*ENTRIES PROVIDED*
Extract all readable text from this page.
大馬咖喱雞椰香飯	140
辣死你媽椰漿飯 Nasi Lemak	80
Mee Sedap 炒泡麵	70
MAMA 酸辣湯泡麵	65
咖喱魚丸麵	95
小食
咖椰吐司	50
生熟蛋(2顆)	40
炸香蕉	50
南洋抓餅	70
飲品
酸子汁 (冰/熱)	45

*GIVEN INSTRUCTION*
Please output the entire listing exactly as it stands.

*SOLUTION FOR THIS PROBLEM*
Extract all readable text from this page.
大馬咖喱雞椰香飯	140
辣死你媽椰漿飯 Nasi Lemak	80
Mee Sedap 炒泡麵	70
MAMA 酸辣湯泡麵	65
咖喱魚丸麵	95
小食
咖椰吐司	50
生熟蛋(2顆)	40
炸香蕉	50
南洋抓餅	70
飲品
酸子汁 (冰/熱)	45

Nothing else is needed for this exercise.